◆ YOUR INSTRUCTIONS
Make an exact copy of the records, dropping all pictures.
········
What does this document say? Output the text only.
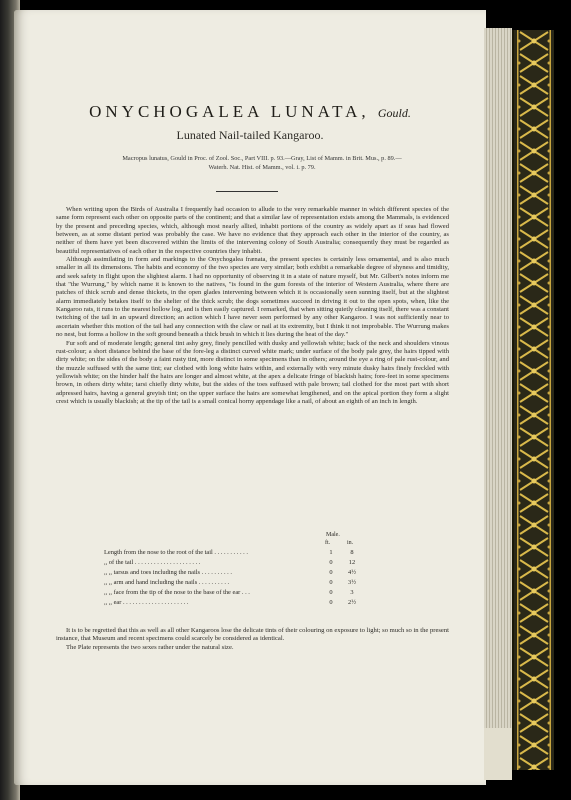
ONYCHOGALEA LUNATA, Gould.
Lunated Nail-tailed Kangaroo.
Macropus lunatus, Gould in Proc. of Zool. Soc., Part VIII. p. 93.—Gray, List of Mamm. in Brit. Mus., p. 89.— Waterh. Nat. Hist. of Mamm., vol. i. p. 79.

When writing upon the Birds of Australia I frequently had occasion to allude to the very remarkable manner in which different species of the same form represent each other on opposite parts of the continent; and that a similar law of representation exists among the Mammals, is evidenced by the present and preceding species, which, although most nearly allied, inhabit portions of the country as widely apart as if seas had flowed between, as at some distant period was probably the case. We have no evidence that they approach each other in the interior of the country, as neither of them have yet been discovered within the limits of the intervening colony of South Australia; consequently they must be regarded as beautiful representatives of each other in the respective countries they inhabit.

Although assimilating in form and markings to the Onychogalea frænata, the present species is certainly less ornamental, and is also much smaller in all its dimensions. The habits and economy of the two species are very similar; both exhibit a remarkable degree of shyness and timidity, and seek safety in flight upon the slightest alarm. I had no opportunity of observing it in a state of nature myself, but Mr. Gilbert's notes inform me that "the Wurrung," by which name it is known to the natives, "is found in the gum forests of the interior of Western Australia, where there are patches of thick scrub and dense thickets, in the open glades intervening between which it is occasionally seen sunning itself, but at the slightest alarm immediately betakes itself to the shelter of the thick scrub; the dogs sometimes succeed in driving it out to the open spots, when, like the Kangaroo rats, it runs to the nearest hollow log, and is then easily captured. I remarked, that when sitting quietly cleaning itself, there was a constant twitching of the tail in an upward direction; an action which I have never seen performed by any other Kangaroo. I was not sufficiently near to ascertain whether this motion of the tail had any connection with the claw or nail at its extremity, but I think it not improbable. The Wurrung makes no nest, but forms a hollow in the soft ground beneath a thick brush in which it lies during the heat of the day."

Fur soft and of moderate length; general tint ashy grey, finely pencilled with dusky and yellowish white; back of the neck and shoulders vinous rust-colour; a short distance behind the base of the fore-leg a distinct curved white mark; under surface of the body pale grey, the hairs tipped with dirty white; on the sides of the body a faint rusty tint, more distinct in some specimens than in others; around the eye a ring of pale rust-colour, and the muzzle suffused with the same tint; ear clothed with long white hairs within, and externally with very minute dusky hairs finely freckled with yellowish white; on the hinder half the hairs are longer and almost white, at the apex a delicate fringe of blackish hairs; fore-feet in some specimens brown, in others dirty white; tarsi chiefly dirty white, but the sides of the toes suffused with pale brown; tail clothed for the most part with short adpressed hairs, having a general greyish tint; on the upper surface the hairs are somewhat lengthened, and on the apical portion they form a slight crest which is usually blackish; at the tip of the tail is a small conical horny appendage like a nail, of about an eighth of an inch in length.

Male.
ft.	in.
Length from the nose to the root of the tail . . . . . . . . . . .	1	8
,, of the tail . . . . . . . . . . . . . . . . . . . . .	0	12
,, ,, tarsus and toes including the nails . . . . . . . . . .	0	4½
,, ,, arm and hand including the nails . . . . . . . . . .	0	3½
,, ,, face from the tip of the nose to the base of the ear . . .	0	3
,, ,, ear . . . . . . . . . . . . . . . . . . . . .	0	2½

It is to be regretted that this as well as all other Kangaroos lose the delicate tints of their colouring on exposure to light; so much so in the present instance, that Museum and recent specimens could scarcely be considered as identical.

The Plate represents the two sexes rather under the natural size.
········
◆ EXPECTED OUTPUT
What does this document say? Output the text only.
ONYCHOGALEA LUNATA, Gould.
Lunated Nail-tailed Kangaroo.
Macropus lunatus, Gould in Proc. of Zool. Soc., Part VIII. p. 93.—Gray, List of Mamm. in Brit. Mus., p. 89.— Waterh. Nat. Hist. of Mamm., vol. i. p. 79.

When writing upon the Birds of Australia I frequently had occasion to allude to the very remarkable manner in which different species of the same form represent each other on opposite parts of the continent; and that a similar law of representation exists among the Mammals, is evidenced by the present and preceding species, which, although most nearly allied, inhabit portions of the country as widely apart as if seas had flowed between, as at some distant period was probably the case. We have no evidence that they approach each other in the interior of the country, as neither of them have yet been discovered within the limits of the intervening colony of South Australia; consequently they must be regarded as beautiful representatives of each other in the respective countries they inhabit.

Although assimilating in form and markings to the Onychogalea frænata, the present species is certainly less ornamental, and is also much smaller in all its dimensions. The habits and economy of the two species are very similar; both exhibit a remarkable degree of shyness and timidity, and seek safety in flight upon the slightest alarm. I had no opportunity of observing it in a state of nature myself, but Mr. Gilbert's notes inform me that "the Wurrung," by which name it is known to the natives, "is found in the gum forests of the interior of Western Australia, where there are patches of thick scrub and dense thickets, in the open glades intervening between which it is occasionally seen sunning itself, but at the slightest alarm immediately betakes itself to the shelter of the thick scrub; the dogs sometimes succeed in driving it out to the open spots, when, like the Kangaroo rats, it runs to the nearest hollow log, and is then easily captured. I remarked, that when sitting quietly cleaning itself, there was a constant twitching of the tail in an upward direction; an action which I have never seen performed by any other Kangaroo. I was not sufficiently near to ascertain whether this motion of the tail had any connection with the claw or nail at its extremity, but I think it not improbable. The Wurrung makes no nest, but forms a hollow in the soft ground beneath a thick brush in which it lies during the heat of the day."

Fur soft and of moderate length; general tint ashy grey, finely pencilled with dusky and yellowish white; back of the neck and shoulders vinous rust-colour; a short distance behind the base of the fore-leg a distinct curved white mark; under surface of the body pale grey, the hairs tipped with dirty white; on the sides of the body a faint rusty tint, more distinct in some specimens than in others; around the eye a ring of pale rust-colour, and the muzzle suffused with the same tint; ear clothed with long white hairs within, and externally with very minute dusky hairs finely freckled with yellowish white; on the hinder half the hairs are longer and almost white, at the apex a delicate fringe of blackish hairs; fore-feet in some specimens brown, in others dirty white; tarsi chiefly dirty white, but the sides of the toes suffused with pale brown; tail clothed for the most part with short adpressed hairs, having a general greyish tint; on the upper surface the hairs are somewhat lengthened, and on the apical portion they form a slight crest which is usually blackish; at the tip of the tail is a small conical horny appendage like a nail, of about an eighth of an inch in length.

Male.
ft.	in.
Length from the nose to the root of the tail . . . . . . . . . . .	1	8
,, of the tail . . . . . . . . . . . . . . . . . . . . .	0	12
,, ,, tarsus and toes including the nails . . . . . . . . . .	0	4½
,, ,, arm and hand including the nails . . . . . . . . . .	0	3½
,, ,, face from the tip of the nose to the base of the ear . . .	0	3
,, ,, ear . . . . . . . . . . . . . . . . . . . . .	0	2½

It is to be regretted that this as well as all other Kangaroos lose the delicate tints of their colouring on exposure to light; so much so in the present instance, that Museum and recent specimens could scarcely be considered as identical.

The Plate represents the two sexes rather under the natural size.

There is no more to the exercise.